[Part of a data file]
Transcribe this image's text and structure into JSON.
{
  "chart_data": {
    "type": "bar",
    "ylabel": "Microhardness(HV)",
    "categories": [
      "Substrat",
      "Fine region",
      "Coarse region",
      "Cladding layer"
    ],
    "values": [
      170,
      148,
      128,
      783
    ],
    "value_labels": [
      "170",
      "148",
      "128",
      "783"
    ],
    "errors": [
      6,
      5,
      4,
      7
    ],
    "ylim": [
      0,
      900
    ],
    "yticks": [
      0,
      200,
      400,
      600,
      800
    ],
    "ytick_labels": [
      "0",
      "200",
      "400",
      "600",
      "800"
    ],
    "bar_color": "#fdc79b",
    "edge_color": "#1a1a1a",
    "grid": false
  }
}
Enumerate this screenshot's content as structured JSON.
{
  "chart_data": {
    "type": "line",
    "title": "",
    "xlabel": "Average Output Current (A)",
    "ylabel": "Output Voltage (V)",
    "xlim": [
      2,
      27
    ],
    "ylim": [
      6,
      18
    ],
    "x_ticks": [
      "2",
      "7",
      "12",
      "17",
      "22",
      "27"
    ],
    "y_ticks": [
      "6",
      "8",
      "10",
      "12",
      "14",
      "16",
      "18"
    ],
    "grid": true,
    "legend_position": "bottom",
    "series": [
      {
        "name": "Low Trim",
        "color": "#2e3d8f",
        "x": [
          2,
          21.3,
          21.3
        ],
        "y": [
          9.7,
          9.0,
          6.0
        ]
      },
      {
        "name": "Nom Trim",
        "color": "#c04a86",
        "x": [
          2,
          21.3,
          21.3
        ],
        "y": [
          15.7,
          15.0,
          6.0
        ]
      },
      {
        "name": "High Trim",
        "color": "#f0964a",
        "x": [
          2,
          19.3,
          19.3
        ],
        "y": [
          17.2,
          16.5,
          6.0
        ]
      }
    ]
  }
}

TASK TO CARRY OUT
Reproduce each record exactly, leaving nothing out.

EXERCISE SOLUTION
Transcribe this image's text and structure into JSON.
{
  "chart_data": {
    "type": "bar",
    "ylabel": "Microhardness(HV)",
    "categories": [
      "Substrat",
      "Fine region",
      "Coarse region",
      "Cladding layer"
    ],
    "values": [
      170,
      148,
      128,
      783
    ],
    "value_labels": [
      "170",
      "148",
      "128",
      "783"
    ],
    "errors": [
      6,
      5,
      4,
      7
    ],
    "ylim": [
      0,
      900
    ],
    "yticks": [
      0,
      200,
      400,
      600,
      800
    ],
    "ytick_labels": [
      "0",
      "200",
      "400",
      "600",
      "800"
    ],
    "bar_color": "#fdc79b",
    "edge_color": "#1a1a1a",
    "grid": false
  }
}
Enumerate this screenshot's content as structured JSON.
{
  "chart_data": {
    "type": "line",
    "title": "",
    "xlabel": "Average Output Current (A)",
    "ylabel": "Output Voltage (V)",
    "xlim": [
      2,
      27
    ],
    "ylim": [
      6,
      18
    ],
    "x_ticks": [
      "2",
      "7",
      "12",
      "17",
      "22",
      "27"
    ],
    "y_ticks": [
      "6",
      "8",
      "10",
      "12",
      "14",
      "16",
      "18"
    ],
    "grid": true,
    "legend_position": "bottom",
    "series": [
      {
        "name": "Low Trim",
        "color": "#2e3d8f",
        "x": [
          2,
          21.3,
          21.3
        ],
        "y": [
          9.7,
          9.0,
          6.0
        ]
      },
      {
        "name": "Nom Trim",
        "color": "#c04a86",
        "x": [
          2,
          21.3,
          21.3
        ],
        "y": [
          15.7,
          15.0,
          6.0
        ]
      },
      {
        "name": "High Trim",
        "color": "#f0964a",
        "x": [
          2,
          19.3,
          19.3
        ],
        "y": [
          17.2,
          16.5,
          6.0
        ]
      }
    ]
  }
}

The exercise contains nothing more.